───── SOURCE RECORDS

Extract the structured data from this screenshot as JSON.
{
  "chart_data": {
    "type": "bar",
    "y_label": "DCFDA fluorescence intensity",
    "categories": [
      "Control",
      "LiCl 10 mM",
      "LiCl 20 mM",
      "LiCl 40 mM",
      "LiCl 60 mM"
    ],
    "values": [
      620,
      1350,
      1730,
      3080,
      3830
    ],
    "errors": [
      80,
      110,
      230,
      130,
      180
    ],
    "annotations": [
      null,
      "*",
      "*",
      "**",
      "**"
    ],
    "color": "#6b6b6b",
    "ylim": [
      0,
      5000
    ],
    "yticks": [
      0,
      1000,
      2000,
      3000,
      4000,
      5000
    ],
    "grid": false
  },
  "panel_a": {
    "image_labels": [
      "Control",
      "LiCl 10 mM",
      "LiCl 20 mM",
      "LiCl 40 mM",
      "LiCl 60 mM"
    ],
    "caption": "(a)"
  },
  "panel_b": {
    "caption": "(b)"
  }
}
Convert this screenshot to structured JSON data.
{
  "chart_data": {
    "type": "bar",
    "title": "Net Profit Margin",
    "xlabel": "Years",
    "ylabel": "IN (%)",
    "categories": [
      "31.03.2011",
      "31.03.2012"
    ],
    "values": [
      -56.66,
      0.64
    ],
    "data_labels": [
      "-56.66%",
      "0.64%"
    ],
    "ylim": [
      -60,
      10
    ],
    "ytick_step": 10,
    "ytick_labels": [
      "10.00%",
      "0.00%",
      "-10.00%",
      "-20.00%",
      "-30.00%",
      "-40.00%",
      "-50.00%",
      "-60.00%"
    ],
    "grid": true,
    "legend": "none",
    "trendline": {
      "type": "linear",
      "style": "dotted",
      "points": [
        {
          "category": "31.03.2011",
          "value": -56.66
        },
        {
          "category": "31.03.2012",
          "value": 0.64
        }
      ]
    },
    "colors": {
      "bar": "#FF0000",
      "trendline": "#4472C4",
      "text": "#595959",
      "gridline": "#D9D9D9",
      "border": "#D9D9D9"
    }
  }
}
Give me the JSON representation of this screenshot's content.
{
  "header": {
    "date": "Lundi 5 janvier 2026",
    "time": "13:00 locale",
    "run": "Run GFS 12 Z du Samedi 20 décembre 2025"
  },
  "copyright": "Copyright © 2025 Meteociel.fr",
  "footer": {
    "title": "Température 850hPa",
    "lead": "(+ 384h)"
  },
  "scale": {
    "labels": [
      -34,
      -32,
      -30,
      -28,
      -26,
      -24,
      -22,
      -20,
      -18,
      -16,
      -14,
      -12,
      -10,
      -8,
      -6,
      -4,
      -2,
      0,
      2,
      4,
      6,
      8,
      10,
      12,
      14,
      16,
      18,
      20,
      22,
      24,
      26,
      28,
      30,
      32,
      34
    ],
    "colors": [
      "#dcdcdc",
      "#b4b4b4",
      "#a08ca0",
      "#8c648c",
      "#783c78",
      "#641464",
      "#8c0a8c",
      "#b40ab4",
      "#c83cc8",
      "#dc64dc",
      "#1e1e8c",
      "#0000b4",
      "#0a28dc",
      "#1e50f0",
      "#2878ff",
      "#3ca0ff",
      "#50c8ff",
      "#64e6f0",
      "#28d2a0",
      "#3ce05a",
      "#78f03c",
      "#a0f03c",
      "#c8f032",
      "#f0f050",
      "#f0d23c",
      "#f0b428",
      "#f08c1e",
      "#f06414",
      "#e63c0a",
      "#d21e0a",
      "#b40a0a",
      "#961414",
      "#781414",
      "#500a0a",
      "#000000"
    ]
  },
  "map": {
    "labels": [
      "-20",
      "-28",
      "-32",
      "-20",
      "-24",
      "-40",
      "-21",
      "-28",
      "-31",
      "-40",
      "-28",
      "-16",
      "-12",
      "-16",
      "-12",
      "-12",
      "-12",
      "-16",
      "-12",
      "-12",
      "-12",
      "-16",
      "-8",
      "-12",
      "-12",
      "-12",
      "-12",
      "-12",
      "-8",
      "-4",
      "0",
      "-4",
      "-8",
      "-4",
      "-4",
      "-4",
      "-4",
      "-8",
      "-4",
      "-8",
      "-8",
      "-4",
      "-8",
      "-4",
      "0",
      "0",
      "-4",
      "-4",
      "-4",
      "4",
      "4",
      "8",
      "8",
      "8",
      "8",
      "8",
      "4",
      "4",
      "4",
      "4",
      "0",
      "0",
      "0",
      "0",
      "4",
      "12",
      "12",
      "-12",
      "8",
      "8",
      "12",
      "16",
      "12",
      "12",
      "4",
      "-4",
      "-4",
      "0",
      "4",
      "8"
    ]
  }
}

──────────

> [THE PROBLEM]: Extract each entry in full, exactly as given.

> [COMPLETE OUTPUT]:
Extract the structured data from this screenshot as JSON.
{
  "chart_data": {
    "type": "bar",
    "y_label": "DCFDA fluorescence intensity",
    "categories": [
      "Control",
      "LiCl 10 mM",
      "LiCl 20 mM",
      "LiCl 40 mM",
      "LiCl 60 mM"
    ],
    "values": [
      620,
      1350,
      1730,
      3080,
      3830
    ],
    "errors": [
      80,
      110,
      230,
      130,
      180
    ],
    "annotations": [
      null,
      "*",
      "*",
      "**",
      "**"
    ],
    "color": "#6b6b6b",
    "ylim": [
      0,
      5000
    ],
    "yticks": [
      0,
      1000,
      2000,
      3000,
      4000,
      5000
    ],
    "grid": false
  },
  "panel_a": {
    "image_labels": [
      "Control",
      "LiCl 10 mM",
      "LiCl 20 mM",
      "LiCl 40 mM",
      "LiCl 60 mM"
    ],
    "caption": "(a)"
  },
  "panel_b": {
    "caption": "(b)"
  }
}
Convert this screenshot to structured JSON data.
{
  "chart_data": {
    "type": "bar",
    "title": "Net Profit Margin",
    "xlabel": "Years",
    "ylabel": "IN (%)",
    "categories": [
      "31.03.2011",
      "31.03.2012"
    ],
    "values": [
      -56.66,
      0.64
    ],
    "data_labels": [
      "-56.66%",
      "0.64%"
    ],
    "ylim": [
      -60,
      10
    ],
    "ytick_step": 10,
    "ytick_labels": [
      "10.00%",
      "0.00%",
      "-10.00%",
      "-20.00%",
      "-30.00%",
      "-40.00%",
      "-50.00%",
      "-60.00%"
    ],
    "grid": true,
    "legend": "none",
    "trendline": {
      "type": "linear",
      "style": "dotted",
      "points": [
        {
          "category": "31.03.2011",
          "value": -56.66
        },
        {
          "category": "31.03.2012",
          "value": 0.64
        }
      ]
    },
    "colors": {
      "bar": "#FF0000",
      "trendline": "#4472C4",
      "text": "#595959",
      "gridline": "#D9D9D9",
      "border": "#D9D9D9"
    }
  }
}
Give me the JSON representation of this screenshot's content.
{
  "header": {
    "date": "Lundi 5 janvier 2026",
    "time": "13:00 locale",
    "run": "Run GFS 12 Z du Samedi 20 décembre 2025"
  },
  "copyright": "Copyright © 2025 Meteociel.fr",
  "footer": {
    "title": "Température 850hPa",
    "lead": "(+ 384h)"
  },
  "scale": {
    "labels": [
      -34,
      -32,
      -30,
      -28,
      -26,
      -24,
      -22,
      -20,
      -18,
      -16,
      -14,
      -12,
      -10,
      -8,
      -6,
      -4,
      -2,
      0,
      2,
      4,
      6,
      8,
      10,
      12,
      14,
      16,
      18,
      20,
      22,
      24,
      26,
      28,
      30,
      32,
      34
    ],
    "colors": [
      "#dcdcdc",
      "#b4b4b4",
      "#a08ca0",
      "#8c648c",
      "#783c78",
      "#641464",
      "#8c0a8c",
      "#b40ab4",
      "#c83cc8",
      "#dc64dc",
      "#1e1e8c",
      "#0000b4",
      "#0a28dc",
      "#1e50f0",
      "#2878ff",
      "#3ca0ff",
      "#50c8ff",
      "#64e6f0",
      "#28d2a0",
      "#3ce05a",
      "#78f03c",
      "#a0f03c",
      "#c8f032",
      "#f0f050",
      "#f0d23c",
      "#f0b428",
      "#f08c1e",
      "#f06414",
      "#e63c0a",
      "#d21e0a",
      "#b40a0a",
      "#961414",
      "#781414",
      "#500a0a",
      "#000000"
    ]
  },
  "map": {
    "labels": [
      "-20",
      "-28",
      "-32",
      "-20",
      "-24",
      "-40",
      "-21",
      "-28",
      "-31",
      "-40",
      "-28",
      "-16",
      "-12",
      "-16",
      "-12",
      "-12",
      "-12",
      "-16",
      "-12",
      "-12",
      "-12",
      "-16",
      "-8",
      "-12",
      "-12",
      "-12",
      "-12",
      "-12",
      "-8",
      "-4",
      "0",
      "-4",
      "-8",
      "-4",
      "-4",
      "-4",
      "-4",
      "-8",
      "-4",
      "-8",
      "-8",
      "-4",
      "-8",
      "-4",
      "0",
      "0",
      "-4",
      "-4",
      "-4",
      "4",
      "4",
      "8",
      "8",
      "8",
      "8",
      "8",
      "4",
      "4",
      "4",
      "4",
      "0",
      "0",
      "0",
      "0",
      "4",
      "12",
      "12",
      "-12",
      "8",
      "8",
      "12",
      "16",
      "12",
      "12",
      "4",
      "-4",
      "-4",
      "0",
      "4",
      "8"
    ]
  }
}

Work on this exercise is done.